### [Task description]
Please set down all the lines beneath this one exactly, without the pictures.

### [Data to process]
+--

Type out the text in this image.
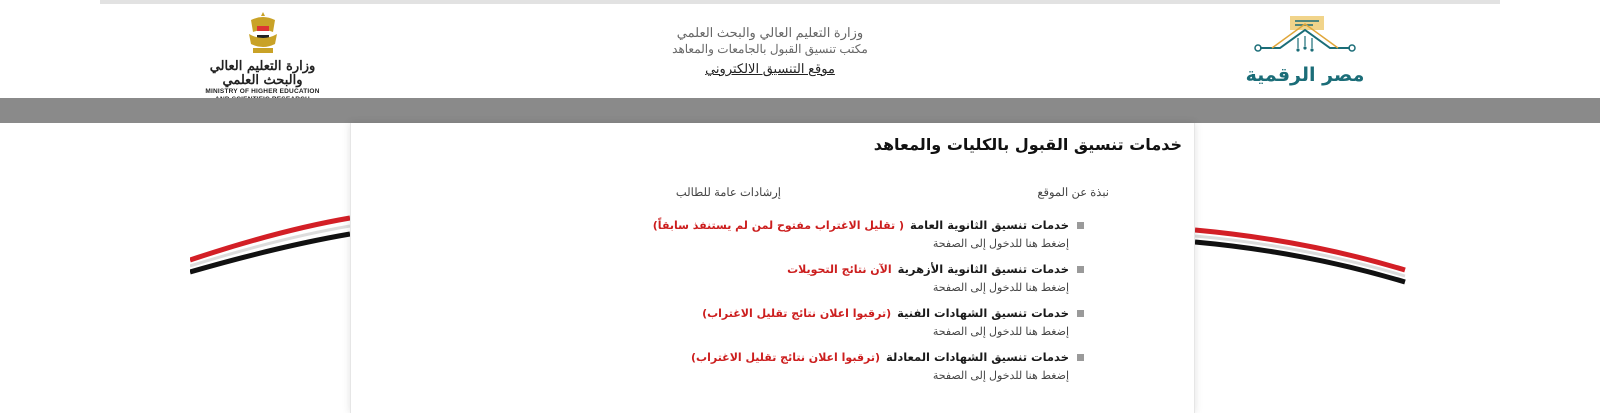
وزارة التعليم العالي والبحث العلمي
MINISTRY OF HIGHER EDUCATION
وزارة التعليم العالي والبحث العلمي
مكتب تنسيق القبول بالجامعات والمعاهد
موقع التنسيق الالكتروني	مصر الرقمية
خدمات تنسيق القبول بالكليات والمعاهد
نبذة عن الموقع
إرشادات عامة للطالب
خدمات تنسيق الثانوية العامة
( تقليل الاغتراب مفتوح لمن لم يستنفذ سابقاً)
إضغط هنا للدخول إلى الصفحة
خدمات تنسيق الثانوية الأزهرية
الآن نتائج التحويلات
إضغط هنا للدخول إلى الصفحة
خدمات تنسيق الشهادات الفنية
(ترقبوا اعلان نتائج تقليل الاغتراب)
إضغط هنا للدخول إلى الصفحة
خدمات تنسيق الشهادات المعادلة
(ترقبوا اعلان نتائج تقليل الاغتراب)
إضغط هنا للدخول إلى الصفحة
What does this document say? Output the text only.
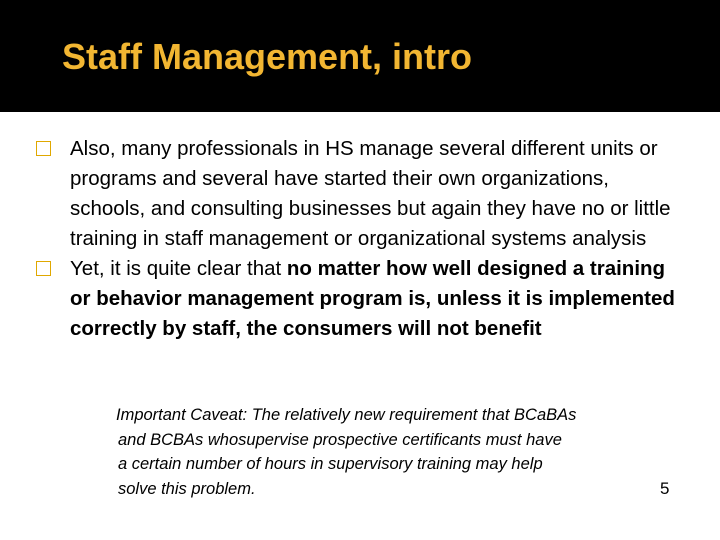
Staff Management, intro
Also, many professionals in HS manage several different units or programs and several have started their own organizations, schools, and consulting businesses but again they have no or little training in staff management or organizational systems analysis
Yet, it is quite clear that no matter how well designed a training or behavior management program is, unless it is implemented correctly by staff, the consumers will not benefit
Important Caveat: The relatively new requirement that BCaBAs
and BCBAs whosupervise prospective certificants must have
a certain number of hours in supervisory training may help
solve this problem.	5
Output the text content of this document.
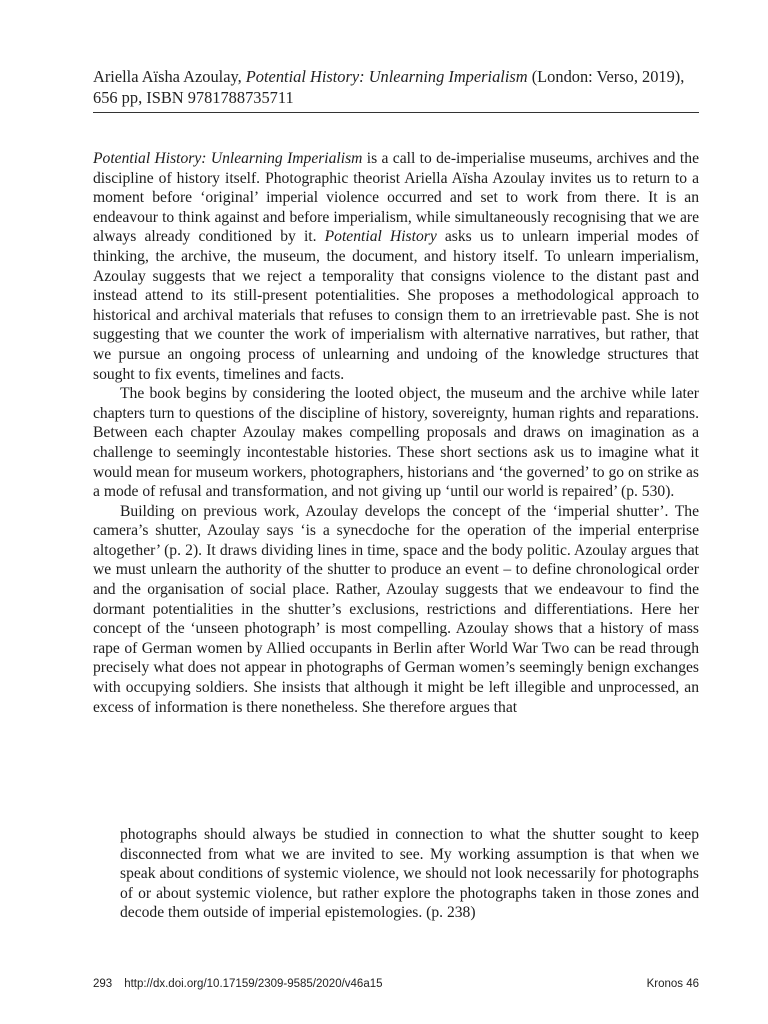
Ariella Aïsha Azoulay, Potential History: Unlearning Imperialism (London: Verso, 2019), 656 pp, ISBN 9781788735711

Potential History: Unlearning Imperialism is a call to de-imperialise museums, archives and the discipline of history itself. Photographic theorist Ariella Aïsha Azoulay invites us to return to a moment before ‘original’ imperial violence occurred and set to work from there. It is an endeavour to think against and before imperialism, while simultaneously recognising that we are always already conditioned by it. Potential History asks us to unlearn imperial modes of thinking, the archive, the museum, the document, and history itself. To unlearn imperialism, Azoulay suggests that we reject a temporality that consigns violence to the distant past and instead attend to its still-present potentialities. She proposes a methodological approach to historical and archival materials that refuses to consign them to an irretrievable past. She is not suggesting that we counter the work of imperialism with alternative narratives, but rather, that we pursue an ongoing process of unlearning and undoing of the knowledge structures that sought to fix events, timelines and facts.

The book begins by considering the looted object, the museum and the archive while later chapters turn to questions of the discipline of history, sovereignty, human rights and reparations. Between each chapter Azoulay makes compelling proposals and draws on imagination as a challenge to seemingly incontestable histories. These short sections ask us to imagine what it would mean for museum workers, photographers, historians and ‘the governed’ to go on strike as a mode of refusal and transformation, and not giving up ‘until our world is repaired’ (p. 530).

Building on previous work, Azoulay develops the concept of the ‘imperial shutter’. The camera’s shutter, Azoulay says ‘is a synecdoche for the operation of the imperial enterprise altogether’ (p. 2). It draws dividing lines in time, space and the body politic. Azoulay argues that we must unlearn the authority of the shutter to produce an event – to define chronological order and the organisation of social place. Rather, Azoulay suggests that we endeavour to find the dormant potentialities in the shutter’s exclusions, restrictions and differentiations. Here her concept of the ‘unseen photograph’ is most compelling. Azoulay shows that a history of mass rape of German women by Allied occupants in Berlin after World War Two can be read through precisely what does not appear in photographs of German women’s seemingly benign exchanges with occupying soldiers. She insists that although it might be left illegible and unprocessed, an excess of information is there nonetheless. She therefore argues that

photographs should always be studied in connection to what the shutter sought to keep disconnected from what we are invited to see. My working assumption is that when we speak about conditions of systemic violence, we should not look necessarily for photographs of or about systemic violence, but rather explore the photographs taken in those zones and decode them outside of imperial epistemologies. (p. 238)

293 http://dx.doi.org/10.17159/2309-9585/2020/v46a15	Kronos 46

+--

### [Worked answer]
Type out the text in this image.
وزارة التعليم العالي والبحث العلمي
MINISTRY OF HIGHER EDUCATION
وزارة التعليم العالي والبحث العلمي
مكتب تنسيق القبول بالجامعات والمعاهد
موقع التنسيق الالكتروني	مصر الرقمية
خدمات تنسيق القبول بالكليات والمعاهد
نبذة عن الموقع
إرشادات عامة للطالب
خدمات تنسيق الثانوية العامة
( تقليل الاغتراب مفتوح لمن لم يستنفذ سابقاً)
إضغط هنا للدخول إلى الصفحة
خدمات تنسيق الثانوية الأزهرية
الآن نتائج التحويلات
إضغط هنا للدخول إلى الصفحة
خدمات تنسيق الشهادات الفنية
(ترقبوا اعلان نتائج تقليل الاغتراب)
إضغط هنا للدخول إلى الصفحة
خدمات تنسيق الشهادات المعادلة
(ترقبوا اعلان نتائج تقليل الاغتراب)
إضغط هنا للدخول إلى الصفحة
What does this document say? Output the text only.
Staff Management, intro
Also, many professionals in HS manage several different units or programs and several have started their own organizations, schools, and consulting businesses but again they have no or little training in staff management or organizational systems analysis
Yet, it is quite clear that no matter how well designed a training or behavior management program is, unless it is implemented correctly by staff, the consumers will not benefit
Important Caveat: The relatively new requirement that BCaBAs
and BCBAs whosupervise prospective certificants must have
a certain number of hours in supervisory training may help
solve this problem.	5
Output the text content of this document.
Ariella Aïsha Azoulay, Potential History: Unlearning Imperialism (London: Verso, 2019), 656 pp, ISBN 9781788735711

Potential History: Unlearning Imperialism is a call to de-imperialise museums, archives and the discipline of history itself. Photographic theorist Ariella Aïsha Azoulay invites us to return to a moment before ‘original’ imperial violence occurred and set to work from there. It is an endeavour to think against and before imperialism, while simultaneously recognising that we are always already conditioned by it. Potential History asks us to unlearn imperial modes of thinking, the archive, the museum, the document, and history itself. To unlearn imperialism, Azoulay suggests that we reject a temporality that consigns violence to the distant past and instead attend to its still-present potentialities. She proposes a methodological approach to historical and archival materials that refuses to consign them to an irretrievable past. She is not suggesting that we counter the work of imperialism with alternative narratives, but rather, that we pursue an ongoing process of unlearning and undoing of the knowledge structures that sought to fix events, timelines and facts.

The book begins by considering the looted object, the museum and the archive while later chapters turn to questions of the discipline of history, sovereignty, human rights and reparations. Between each chapter Azoulay makes compelling proposals and draws on imagination as a challenge to seemingly incontestable histories. These short sections ask us to imagine what it would mean for museum workers, photographers, historians and ‘the governed’ to go on strike as a mode of refusal and transformation, and not giving up ‘until our world is repaired’ (p. 530).

Building on previous work, Azoulay develops the concept of the ‘imperial shutter’. The camera’s shutter, Azoulay says ‘is a synecdoche for the operation of the imperial enterprise altogether’ (p. 2). It draws dividing lines in time, space and the body politic. Azoulay argues that we must unlearn the authority of the shutter to produce an event – to define chronological order and the organisation of social place. Rather, Azoulay suggests that we endeavour to find the dormant potentialities in the shutter’s exclusions, restrictions and differentiations. Here her concept of the ‘unseen photograph’ is most compelling. Azoulay shows that a history of mass rape of German women by Allied occupants in Berlin after World War Two can be read through precisely what does not appear in photographs of German women’s seemingly benign exchanges with occupying soldiers. She insists that although it might be left illegible and unprocessed, an excess of information is there nonetheless. She therefore argues that

photographs should always be studied in connection to what the shutter sought to keep disconnected from what we are invited to see. My working assumption is that when we speak about conditions of systemic violence, we should not look necessarily for photographs of or about systemic violence, but rather explore the photographs taken in those zones and decode them outside of imperial epistemologies. (p. 238)

293 http://dx.doi.org/10.17159/2309-9585/2020/v46a15	Kronos 46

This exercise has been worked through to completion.